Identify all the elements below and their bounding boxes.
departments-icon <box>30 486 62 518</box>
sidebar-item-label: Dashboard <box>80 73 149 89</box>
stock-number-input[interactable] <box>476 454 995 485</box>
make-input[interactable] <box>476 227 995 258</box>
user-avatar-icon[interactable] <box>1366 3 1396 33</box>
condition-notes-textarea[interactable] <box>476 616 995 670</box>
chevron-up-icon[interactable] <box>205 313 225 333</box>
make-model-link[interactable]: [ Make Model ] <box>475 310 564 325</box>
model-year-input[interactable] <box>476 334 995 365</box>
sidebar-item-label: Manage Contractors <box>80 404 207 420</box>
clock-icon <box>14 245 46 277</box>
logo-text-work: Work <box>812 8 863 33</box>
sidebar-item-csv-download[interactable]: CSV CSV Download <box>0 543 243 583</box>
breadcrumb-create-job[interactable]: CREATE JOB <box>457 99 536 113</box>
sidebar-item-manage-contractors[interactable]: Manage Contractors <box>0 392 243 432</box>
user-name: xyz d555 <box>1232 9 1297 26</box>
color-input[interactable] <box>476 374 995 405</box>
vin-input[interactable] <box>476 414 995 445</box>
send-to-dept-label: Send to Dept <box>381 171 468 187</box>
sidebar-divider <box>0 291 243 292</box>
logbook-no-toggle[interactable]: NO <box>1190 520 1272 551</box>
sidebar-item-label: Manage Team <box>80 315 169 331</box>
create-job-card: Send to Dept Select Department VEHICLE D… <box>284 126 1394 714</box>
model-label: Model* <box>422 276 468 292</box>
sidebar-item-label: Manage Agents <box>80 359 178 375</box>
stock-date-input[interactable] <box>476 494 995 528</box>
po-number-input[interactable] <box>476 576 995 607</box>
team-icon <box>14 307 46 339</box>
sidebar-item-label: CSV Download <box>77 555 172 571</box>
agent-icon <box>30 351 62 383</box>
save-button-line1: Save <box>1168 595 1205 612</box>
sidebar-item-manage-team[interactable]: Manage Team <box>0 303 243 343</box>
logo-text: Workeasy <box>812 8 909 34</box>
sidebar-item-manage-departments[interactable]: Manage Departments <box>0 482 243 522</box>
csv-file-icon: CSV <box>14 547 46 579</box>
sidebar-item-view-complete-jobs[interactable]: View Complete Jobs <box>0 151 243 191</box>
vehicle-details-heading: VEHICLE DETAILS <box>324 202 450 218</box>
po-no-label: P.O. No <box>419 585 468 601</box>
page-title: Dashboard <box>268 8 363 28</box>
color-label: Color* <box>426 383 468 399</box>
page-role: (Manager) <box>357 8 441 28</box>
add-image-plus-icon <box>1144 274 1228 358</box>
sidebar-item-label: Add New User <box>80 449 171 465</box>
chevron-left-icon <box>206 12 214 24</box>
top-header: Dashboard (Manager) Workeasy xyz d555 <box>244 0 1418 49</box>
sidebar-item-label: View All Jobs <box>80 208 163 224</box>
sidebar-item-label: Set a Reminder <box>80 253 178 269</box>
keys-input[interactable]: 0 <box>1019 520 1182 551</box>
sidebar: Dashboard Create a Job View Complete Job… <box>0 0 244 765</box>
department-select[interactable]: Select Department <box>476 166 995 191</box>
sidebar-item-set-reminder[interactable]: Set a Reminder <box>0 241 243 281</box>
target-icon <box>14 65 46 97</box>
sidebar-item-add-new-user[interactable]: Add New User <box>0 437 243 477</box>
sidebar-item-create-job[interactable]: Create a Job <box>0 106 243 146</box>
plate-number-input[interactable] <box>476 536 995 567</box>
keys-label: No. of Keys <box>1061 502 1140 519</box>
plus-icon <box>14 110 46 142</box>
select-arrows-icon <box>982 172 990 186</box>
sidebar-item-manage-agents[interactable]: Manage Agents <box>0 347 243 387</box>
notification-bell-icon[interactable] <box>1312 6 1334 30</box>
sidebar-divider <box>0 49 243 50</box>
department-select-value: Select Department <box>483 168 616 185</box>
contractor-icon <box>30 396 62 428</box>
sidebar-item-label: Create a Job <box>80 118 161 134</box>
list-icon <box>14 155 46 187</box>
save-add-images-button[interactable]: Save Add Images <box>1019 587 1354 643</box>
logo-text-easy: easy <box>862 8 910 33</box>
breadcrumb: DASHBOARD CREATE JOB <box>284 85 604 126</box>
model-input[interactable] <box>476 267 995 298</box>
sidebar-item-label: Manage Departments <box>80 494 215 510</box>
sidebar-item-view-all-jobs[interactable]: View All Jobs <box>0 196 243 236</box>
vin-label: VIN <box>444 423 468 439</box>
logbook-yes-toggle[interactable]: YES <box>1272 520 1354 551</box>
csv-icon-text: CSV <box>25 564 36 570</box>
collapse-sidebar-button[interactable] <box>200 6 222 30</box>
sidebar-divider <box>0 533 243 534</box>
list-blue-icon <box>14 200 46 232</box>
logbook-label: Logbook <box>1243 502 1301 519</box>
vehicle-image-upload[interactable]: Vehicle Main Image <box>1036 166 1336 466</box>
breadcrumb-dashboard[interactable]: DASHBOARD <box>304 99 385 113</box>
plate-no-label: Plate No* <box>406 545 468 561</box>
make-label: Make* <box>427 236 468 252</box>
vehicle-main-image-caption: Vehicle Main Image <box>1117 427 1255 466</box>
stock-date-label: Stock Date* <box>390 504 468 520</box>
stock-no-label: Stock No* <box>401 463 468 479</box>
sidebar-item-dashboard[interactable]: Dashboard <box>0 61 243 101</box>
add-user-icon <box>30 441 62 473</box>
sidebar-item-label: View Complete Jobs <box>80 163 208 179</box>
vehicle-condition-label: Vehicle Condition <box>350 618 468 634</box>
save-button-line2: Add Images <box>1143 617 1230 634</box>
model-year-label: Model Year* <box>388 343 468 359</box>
• • • •
:: What the exercise asks ::
Render every line of the data above as a JSON list of strings, one string per line and blank lines omitted.

:: Solution to this exercise ::
[
  "Identify all the elements below and their bounding boxes.",
  "departments-icon <box>30 486 62 518</box>",
  "sidebar-item-label: Dashboard <box>80 73 149 89</box>",
  "stock-number-input[interactable] <box>476 454 995 485</box>",
  "make-input[interactable] <box>476 227 995 258</box>",
  "user-avatar-icon[interactable] <box>1366 3 1396 33</box>",
  "condition-notes-textarea[interactable] <box>476 616 995 670</box>",
  "chevron-up-icon[interactable] <box>205 313 225 333</box>",
  "make-model-link[interactable]: [ Make Model ] <box>475 310 564 325</box>",
  "model-year-input[interactable] <box>476 334 995 365</box>",
  "sidebar-item-label: Manage Contractors <box>80 404 207 420</box>",
  "clock-icon <box>14 245 46 277</box>",
  "logo-text-work: Work <box>812 8 863 33</box>",
  "sidebar-item-csv-download[interactable]: CSV CSV Download <box>0 543 243 583</box>",
  "breadcrumb-create-job[interactable]: CREATE JOB <box>457 99 536 113</box>",
  "sidebar-item-manage-contractors[interactable]: Manage Contractors <box>0 392 243 432</box>",
  "user-name: xyz d555 <box>1232 9 1297 26</box>",
  "color-input[interactable] <box>476 374 995 405</box>",
  "vin-input[interactable] <box>476 414 995 445</box>",
  "send-to-dept-label: Send to Dept <box>381 171 468 187</box>",
  "sidebar-divider <box>0 291 243 292</box>",
  "logbook-no-toggle[interactable]: NO <box>1190 520 1272 551</box>",
  "sidebar-item-label: Manage Team <box>80 315 169 331</box>",
  "create-job-card: Send to Dept Select Department VEHICLE D… <box>284 126 1394 714</box>",
  "model-label: Model* <box>422 276 468 292</box>",
  "sidebar-item-label: Manage Agents <box>80 359 178 375</box>",
  "stock-date-input[interactable] <box>476 494 995 528</box>",
  "po-number-input[interactable] <box>476 576 995 607</box>",
  "team-icon <box>14 307 46 339</box>",
  "sidebar-item-label: CSV Download <box>77 555 172 571</box>",
  "agent-icon <box>30 351 62 383</box>",
  "save-button-line1: Save <box>1168 595 1205 612</box>",
  "sidebar-item-manage-team[interactable]: Manage Team <box>0 303 243 343</box>",
  "logo-text: Workeasy <box>812 8 909 34</box>",
  "sidebar-item-manage-departments[interactable]: Manage Departments <box>0 482 243 522</box>",
  "csv-file-icon: CSV <box>14 547 46 579</box>",
  "sidebar-item-view-complete-jobs[interactable]: View Complete Jobs <box>0 151 243 191</box>",
  "vehicle-details-heading: VEHICLE DETAILS <box>324 202 450 218</box>",
  "po-no-label: P.O. No <box>419 585 468 601</box>",
  "page-title: Dashboard <box>268 8 363 28</box>",
  "color-label: Color* <box>426 383 468 399</box>",
  "page-role: (Manager) <box>357 8 441 28</box>",
  "add-image-plus-icon <box>1144 274 1228 358</box>",
  "sidebar-item-label: Add New User <box>80 449 171 465</box>",
  "chevron-left-icon <box>206 12 214 24</box>",
  "top-header: Dashboard (Manager) Workeasy xyz d555 <box>244 0 1418 49</box>",
  "sidebar-item-label: View All Jobs <box>80 208 163 224</box>",
  "sidebar-item-label: Set a Reminder <box>80 253 178 269</box>",
  "keys-input[interactable]: 0 <box>1019 520 1182 551</box>",
  "sidebar: Dashboard Create a Job View Complete Job… <box>0 0 244 765</box>",
  "department-select[interactable]: Select Department <box>476 166 995 191</box>",
  "sidebar-item-set-reminder[interactable]: Set a Reminder <box>0 241 243 281</box>",
  "target-icon <box>14 65 46 97</box>",
  "sidebar-item-add-new-user[interactable]: Add New User <box>0 437 243 477</box>",
  "sidebar-item-create-job[interactable]: Create a Job <box>0 106 243 146</box>",
  "plate-number-input[interactable] <box>476 536 995 567</box>",
  "keys-label: No. of Keys <box>1061 502 1140 519</box>",
  "plus-icon <box>14 110 46 142</box>",
  "select-arrows-icon <box>982 172 990 186</box>",
  "sidebar-item-manage-agents[interactable]: Manage Agents <box>0 347 243 387</box>",
  "notification-bell-icon[interactable] <box>1312 6 1334 30</box>",
  "sidebar-divider <box>0 49 243 50</box>",
  "department-select-value: Select Department <box>483 168 616 185</box>",
  "contractor-icon <box>30 396 62 428</box>",
  "sidebar-item-label: Create a Job <box>80 118 161 134</box>",
  "list-icon <box>14 155 46 187</box>",
  "save-add-images-button[interactable]: Save Add Images <box>1019 587 1354 643</box>",
  "logo-text-easy: easy <box>862 8 910 33</box>",
  "breadcrumb: DASHBOARD CREATE JOB <box>284 85 604 126</box>",
  "model-input[interactable] <box>476 267 995 298</box>",
  "sidebar-item-label: Manage Departments <box>80 494 215 510</box>",
  "sidebar-item-view-all-jobs[interactable]: View All Jobs <box>0 196 243 236</box>",
  "vin-label: VIN <box>444 423 468 439</box>",
  "logbook-yes-toggle[interactable]: YES <box>1272 520 1354 551</box>",
  "csv-icon-text: CSV <box>25 564 36 570</box>",
  "collapse-sidebar-button[interactable] <box>200 6 222 30</box>",
  "sidebar-divider <box>0 533 243 534</box>",
  "list-blue-icon <box>14 200 46 232</box>",
  "logbook-label: Logbook <box>1243 502 1301 519</box>",
  "vehicle-image-upload[interactable]: Vehicle Main Image <box>1036 166 1336 466</box>",
  "breadcrumb-dashboard[interactable]: DASHBOARD <box>304 99 385 113</box>",
  "plate-no-label: Plate No* <box>406 545 468 561</box>",
  "make-label: Make* <box>427 236 468 252</box>",
  "vehicle-main-image-caption: Vehicle Main Image <box>1117 427 1255 466</box>",
  "stock-date-label: Stock Date* <box>390 504 468 520</box>",
  "stock-no-label: Stock No* <box>401 463 468 479</box>",
  "sidebar-item-dashboard[interactable]: Dashboard <box>0 61 243 101</box>",
  "add-user-icon <box>30 441 62 473</box>",
  "sidebar-item-label: View Complete Jobs <box>80 163 208 179</box>",
  "vehicle-condition-label: Vehicle Condition <box>350 618 468 634</box>",
  "save-button-line2: Add Images <box>1143 617 1230 634</box>",
  "model-year-label: Model Year* <box>388 343 468 359</box>"
]